--- begin ---
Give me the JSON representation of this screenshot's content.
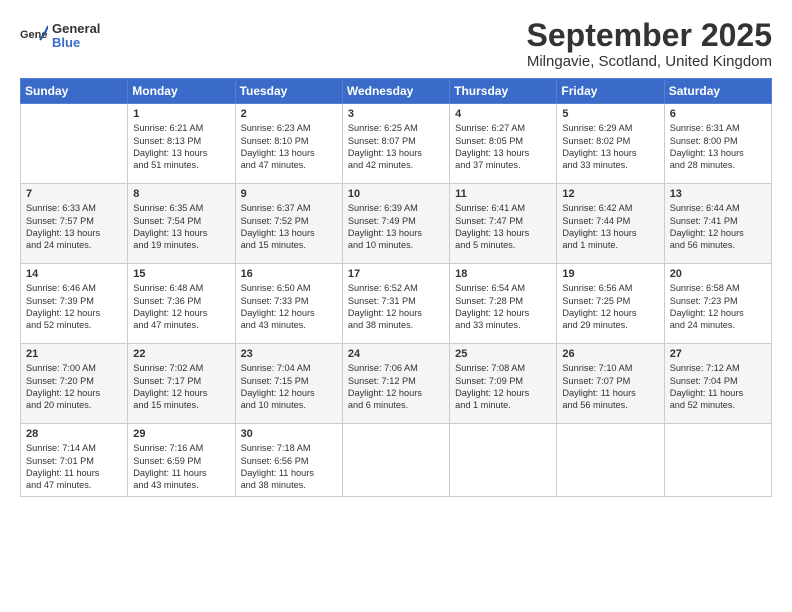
{
  "header": {
    "title": "September 2025",
    "location": "Milngavie, Scotland, United Kingdom"
  },
  "columns": [
    "Sunday",
    "Monday",
    "Tuesday",
    "Wednesday",
    "Thursday",
    "Friday",
    "Saturday"
  ],
  "weeks": [
    [
      {
        "day": "",
        "text": ""
      },
      {
        "day": "1",
        "text": "Sunrise: 6:21 AM\nSunset: 8:13 PM\nDaylight: 13 hours\nand 51 minutes."
      },
      {
        "day": "2",
        "text": "Sunrise: 6:23 AM\nSunset: 8:10 PM\nDaylight: 13 hours\nand 47 minutes."
      },
      {
        "day": "3",
        "text": "Sunrise: 6:25 AM\nSunset: 8:07 PM\nDaylight: 13 hours\nand 42 minutes."
      },
      {
        "day": "4",
        "text": "Sunrise: 6:27 AM\nSunset: 8:05 PM\nDaylight: 13 hours\nand 37 minutes."
      },
      {
        "day": "5",
        "text": "Sunrise: 6:29 AM\nSunset: 8:02 PM\nDaylight: 13 hours\nand 33 minutes."
      },
      {
        "day": "6",
        "text": "Sunrise: 6:31 AM\nSunset: 8:00 PM\nDaylight: 13 hours\nand 28 minutes."
      }
    ],
    [
      {
        "day": "7",
        "text": "Sunrise: 6:33 AM\nSunset: 7:57 PM\nDaylight: 13 hours\nand 24 minutes."
      },
      {
        "day": "8",
        "text": "Sunrise: 6:35 AM\nSunset: 7:54 PM\nDaylight: 13 hours\nand 19 minutes."
      },
      {
        "day": "9",
        "text": "Sunrise: 6:37 AM\nSunset: 7:52 PM\nDaylight: 13 hours\nand 15 minutes."
      },
      {
        "day": "10",
        "text": "Sunrise: 6:39 AM\nSunset: 7:49 PM\nDaylight: 13 hours\nand 10 minutes."
      },
      {
        "day": "11",
        "text": "Sunrise: 6:41 AM\nSunset: 7:47 PM\nDaylight: 13 hours\nand 5 minutes."
      },
      {
        "day": "12",
        "text": "Sunrise: 6:42 AM\nSunset: 7:44 PM\nDaylight: 13 hours\nand 1 minute."
      },
      {
        "day": "13",
        "text": "Sunrise: 6:44 AM\nSunset: 7:41 PM\nDaylight: 12 hours\nand 56 minutes."
      }
    ],
    [
      {
        "day": "14",
        "text": "Sunrise: 6:46 AM\nSunset: 7:39 PM\nDaylight: 12 hours\nand 52 minutes."
      },
      {
        "day": "15",
        "text": "Sunrise: 6:48 AM\nSunset: 7:36 PM\nDaylight: 12 hours\nand 47 minutes."
      },
      {
        "day": "16",
        "text": "Sunrise: 6:50 AM\nSunset: 7:33 PM\nDaylight: 12 hours\nand 43 minutes."
      },
      {
        "day": "17",
        "text": "Sunrise: 6:52 AM\nSunset: 7:31 PM\nDaylight: 12 hours\nand 38 minutes."
      },
      {
        "day": "18",
        "text": "Sunrise: 6:54 AM\nSunset: 7:28 PM\nDaylight: 12 hours\nand 33 minutes."
      },
      {
        "day": "19",
        "text": "Sunrise: 6:56 AM\nSunset: 7:25 PM\nDaylight: 12 hours\nand 29 minutes."
      },
      {
        "day": "20",
        "text": "Sunrise: 6:58 AM\nSunset: 7:23 PM\nDaylight: 12 hours\nand 24 minutes."
      }
    ],
    [
      {
        "day": "21",
        "text": "Sunrise: 7:00 AM\nSunset: 7:20 PM\nDaylight: 12 hours\nand 20 minutes."
      },
      {
        "day": "22",
        "text": "Sunrise: 7:02 AM\nSunset: 7:17 PM\nDaylight: 12 hours\nand 15 minutes."
      },
      {
        "day": "23",
        "text": "Sunrise: 7:04 AM\nSunset: 7:15 PM\nDaylight: 12 hours\nand 10 minutes."
      },
      {
        "day": "24",
        "text": "Sunrise: 7:06 AM\nSunset: 7:12 PM\nDaylight: 12 hours\nand 6 minutes."
      },
      {
        "day": "25",
        "text": "Sunrise: 7:08 AM\nSunset: 7:09 PM\nDaylight: 12 hours\nand 1 minute."
      },
      {
        "day": "26",
        "text": "Sunrise: 7:10 AM\nSunset: 7:07 PM\nDaylight: 11 hours\nand 56 minutes."
      },
      {
        "day": "27",
        "text": "Sunrise: 7:12 AM\nSunset: 7:04 PM\nDaylight: 11 hours\nand 52 minutes."
      }
    ],
    [
      {
        "day": "28",
        "text": "Sunrise: 7:14 AM\nSunset: 7:01 PM\nDaylight: 11 hours\nand 47 minutes."
      },
      {
        "day": "29",
        "text": "Sunrise: 7:16 AM\nSunset: 6:59 PM\nDaylight: 11 hours\nand 43 minutes."
      },
      {
        "day": "30",
        "text": "Sunrise: 7:18 AM\nSunset: 6:56 PM\nDaylight: 11 hours\nand 38 minutes."
      },
      {
        "day": "",
        "text": ""
      },
      {
        "day": "",
        "text": ""
      },
      {
        "day": "",
        "text": ""
      },
      {
        "day": "",
        "text": ""
      }
    ]
  ]
}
--- end ---
Exercise prompt: Leave out the pictures and transcribe everything else exactly.

Exercise result:
Give me the JSON representation of this screenshot's content.
{
  "header": {
    "title": "September 2025",
    "location": "Milngavie, Scotland, United Kingdom"
  },
  "columns": [
    "Sunday",
    "Monday",
    "Tuesday",
    "Wednesday",
    "Thursday",
    "Friday",
    "Saturday"
  ],
  "weeks": [
    [
      {
        "day": "",
        "text": ""
      },
      {
        "day": "1",
        "text": "Sunrise: 6:21 AM\nSunset: 8:13 PM\nDaylight: 13 hours\nand 51 minutes."
      },
      {
        "day": "2",
        "text": "Sunrise: 6:23 AM\nSunset: 8:10 PM\nDaylight: 13 hours\nand 47 minutes."
      },
      {
        "day": "3",
        "text": "Sunrise: 6:25 AM\nSunset: 8:07 PM\nDaylight: 13 hours\nand 42 minutes."
      },
      {
        "day": "4",
        "text": "Sunrise: 6:27 AM\nSunset: 8:05 PM\nDaylight: 13 hours\nand 37 minutes."
      },
      {
        "day": "5",
        "text": "Sunrise: 6:29 AM\nSunset: 8:02 PM\nDaylight: 13 hours\nand 33 minutes."
      },
      {
        "day": "6",
        "text": "Sunrise: 6:31 AM\nSunset: 8:00 PM\nDaylight: 13 hours\nand 28 minutes."
      }
    ],
    [
      {
        "day": "7",
        "text": "Sunrise: 6:33 AM\nSunset: 7:57 PM\nDaylight: 13 hours\nand 24 minutes."
      },
      {
        "day": "8",
        "text": "Sunrise: 6:35 AM\nSunset: 7:54 PM\nDaylight: 13 hours\nand 19 minutes."
      },
      {
        "day": "9",
        "text": "Sunrise: 6:37 AM\nSunset: 7:52 PM\nDaylight: 13 hours\nand 15 minutes."
      },
      {
        "day": "10",
        "text": "Sunrise: 6:39 AM\nSunset: 7:49 PM\nDaylight: 13 hours\nand 10 minutes."
      },
      {
        "day": "11",
        "text": "Sunrise: 6:41 AM\nSunset: 7:47 PM\nDaylight: 13 hours\nand 5 minutes."
      },
      {
        "day": "12",
        "text": "Sunrise: 6:42 AM\nSunset: 7:44 PM\nDaylight: 13 hours\nand 1 minute."
      },
      {
        "day": "13",
        "text": "Sunrise: 6:44 AM\nSunset: 7:41 PM\nDaylight: 12 hours\nand 56 minutes."
      }
    ],
    [
      {
        "day": "14",
        "text": "Sunrise: 6:46 AM\nSunset: 7:39 PM\nDaylight: 12 hours\nand 52 minutes."
      },
      {
        "day": "15",
        "text": "Sunrise: 6:48 AM\nSunset: 7:36 PM\nDaylight: 12 hours\nand 47 minutes."
      },
      {
        "day": "16",
        "text": "Sunrise: 6:50 AM\nSunset: 7:33 PM\nDaylight: 12 hours\nand 43 minutes."
      },
      {
        "day": "17",
        "text": "Sunrise: 6:52 AM\nSunset: 7:31 PM\nDaylight: 12 hours\nand 38 minutes."
      },
      {
        "day": "18",
        "text": "Sunrise: 6:54 AM\nSunset: 7:28 PM\nDaylight: 12 hours\nand 33 minutes."
      },
      {
        "day": "19",
        "text": "Sunrise: 6:56 AM\nSunset: 7:25 PM\nDaylight: 12 hours\nand 29 minutes."
      },
      {
        "day": "20",
        "text": "Sunrise: 6:58 AM\nSunset: 7:23 PM\nDaylight: 12 hours\nand 24 minutes."
      }
    ],
    [
      {
        "day": "21",
        "text": "Sunrise: 7:00 AM\nSunset: 7:20 PM\nDaylight: 12 hours\nand 20 minutes."
      },
      {
        "day": "22",
        "text": "Sunrise: 7:02 AM\nSunset: 7:17 PM\nDaylight: 12 hours\nand 15 minutes."
      },
      {
        "day": "23",
        "text": "Sunrise: 7:04 AM\nSunset: 7:15 PM\nDaylight: 12 hours\nand 10 minutes."
      },
      {
        "day": "24",
        "text": "Sunrise: 7:06 AM\nSunset: 7:12 PM\nDaylight: 12 hours\nand 6 minutes."
      },
      {
        "day": "25",
        "text": "Sunrise: 7:08 AM\nSunset: 7:09 PM\nDaylight: 12 hours\nand 1 minute."
      },
      {
        "day": "26",
        "text": "Sunrise: 7:10 AM\nSunset: 7:07 PM\nDaylight: 11 hours\nand 56 minutes."
      },
      {
        "day": "27",
        "text": "Sunrise: 7:12 AM\nSunset: 7:04 PM\nDaylight: 11 hours\nand 52 minutes."
      }
    ],
    [
      {
        "day": "28",
        "text": "Sunrise: 7:14 AM\nSunset: 7:01 PM\nDaylight: 11 hours\nand 47 minutes."
      },
      {
        "day": "29",
        "text": "Sunrise: 7:16 AM\nSunset: 6:59 PM\nDaylight: 11 hours\nand 43 minutes."
      },
      {
        "day": "30",
        "text": "Sunrise: 7:18 AM\nSunset: 6:56 PM\nDaylight: 11 hours\nand 38 minutes."
      },
      {
        "day": "",
        "text": ""
      },
      {
        "day": "",
        "text": ""
      },
      {
        "day": "",
        "text": ""
      },
      {
        "day": "",
        "text": ""
      }
    ]
  ]
}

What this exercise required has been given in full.